═════ Records supplied ═════

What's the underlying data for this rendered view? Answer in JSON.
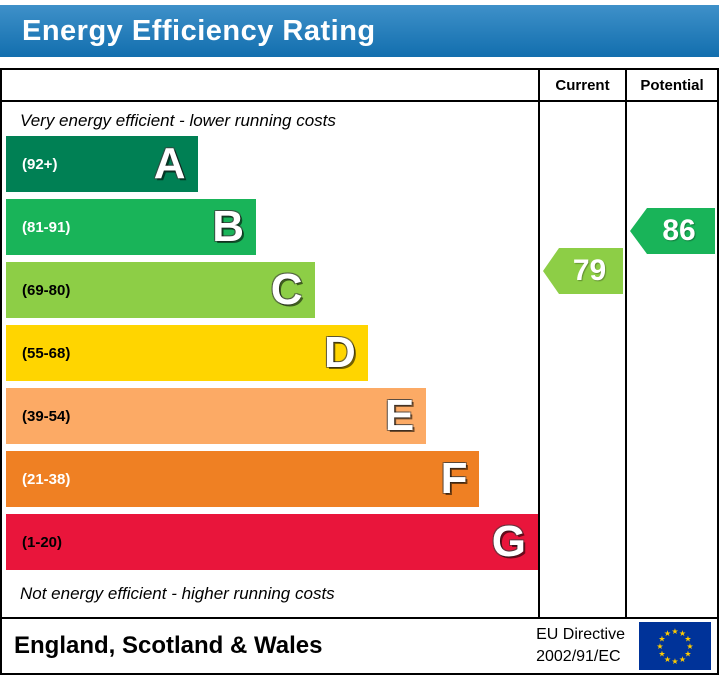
{
  "title": "Energy Efficiency Rating",
  "colors": {
    "title_bg": "#1478bd"
  },
  "columns": {
    "current": "Current",
    "potential": "Potential"
  },
  "notes": {
    "top": "Very energy efficient - lower running costs",
    "bottom": "Not energy efficient - higher running costs"
  },
  "chart_data": {
    "type": "bar",
    "title": "Energy Efficiency Rating",
    "bands": [
      {
        "letter": "A",
        "range": "(92+)",
        "min": 92,
        "max": 100,
        "color": "#008054",
        "width_pct": 36,
        "text_color": "#ffffff"
      },
      {
        "letter": "B",
        "range": "(81-91)",
        "min": 81,
        "max": 91,
        "color": "#19b459",
        "width_pct": 47,
        "text_color": "#ffffff"
      },
      {
        "letter": "C",
        "range": "(69-80)",
        "min": 69,
        "max": 80,
        "color": "#8dce46",
        "width_pct": 58,
        "text_color": "#000000"
      },
      {
        "letter": "D",
        "range": "(55-68)",
        "min": 55,
        "max": 68,
        "color": "#ffd500",
        "width_pct": 68,
        "text_color": "#000000"
      },
      {
        "letter": "E",
        "range": "(39-54)",
        "min": 39,
        "max": 54,
        "color": "#fcaa65",
        "width_pct": 79,
        "text_color": "#000000"
      },
      {
        "letter": "F",
        "range": "(21-38)",
        "min": 21,
        "max": 38,
        "color": "#ef8023",
        "width_pct": 89,
        "text_color": "#ffffff"
      },
      {
        "letter": "G",
        "range": "(1-20)",
        "min": 1,
        "max": 20,
        "color": "#e9153b",
        "width_pct": 100,
        "text_color": "#000000"
      }
    ],
    "current": {
      "value": "79",
      "band": "C",
      "color": "#8dce46"
    },
    "potential": {
      "value": "86",
      "band": "B",
      "color": "#19b459"
    }
  },
  "footer": {
    "region": "England, Scotland & Wales",
    "directive_line1": "EU Directive",
    "directive_line2": "2002/91/EC"
  },
  "eu_flag": {
    "bg": "#003399",
    "star_color": "#ffcc00",
    "star_count": 12
  }
}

═════

Problem to work on: A faithful copy of the records above is needed, with the pictures left out.

Answer to the problem:
What's the underlying data for this rendered view? Answer in JSON.
{
  "title": "Energy Efficiency Rating",
  "colors": {
    "title_bg": "#1478bd"
  },
  "columns": {
    "current": "Current",
    "potential": "Potential"
  },
  "notes": {
    "top": "Very energy efficient - lower running costs",
    "bottom": "Not energy efficient - higher running costs"
  },
  "chart_data": {
    "type": "bar",
    "title": "Energy Efficiency Rating",
    "bands": [
      {
        "letter": "A",
        "range": "(92+)",
        "min": 92,
        "max": 100,
        "color": "#008054",
        "width_pct": 36,
        "text_color": "#ffffff"
      },
      {
        "letter": "B",
        "range": "(81-91)",
        "min": 81,
        "max": 91,
        "color": "#19b459",
        "width_pct": 47,
        "text_color": "#ffffff"
      },
      {
        "letter": "C",
        "range": "(69-80)",
        "min": 69,
        "max": 80,
        "color": "#8dce46",
        "width_pct": 58,
        "text_color": "#000000"
      },
      {
        "letter": "D",
        "range": "(55-68)",
        "min": 55,
        "max": 68,
        "color": "#ffd500",
        "width_pct": 68,
        "text_color": "#000000"
      },
      {
        "letter": "E",
        "range": "(39-54)",
        "min": 39,
        "max": 54,
        "color": "#fcaa65",
        "width_pct": 79,
        "text_color": "#000000"
      },
      {
        "letter": "F",
        "range": "(21-38)",
        "min": 21,
        "max": 38,
        "color": "#ef8023",
        "width_pct": 89,
        "text_color": "#ffffff"
      },
      {
        "letter": "G",
        "range": "(1-20)",
        "min": 1,
        "max": 20,
        "color": "#e9153b",
        "width_pct": 100,
        "text_color": "#000000"
      }
    ],
    "current": {
      "value": "79",
      "band": "C",
      "color": "#8dce46"
    },
    "potential": {
      "value": "86",
      "band": "B",
      "color": "#19b459"
    }
  },
  "footer": {
    "region": "England, Scotland & Wales",
    "directive_line1": "EU Directive",
    "directive_line2": "2002/91/EC"
  },
  "eu_flag": {
    "bg": "#003399",
    "star_color": "#ffcc00",
    "star_count": 12
  }
}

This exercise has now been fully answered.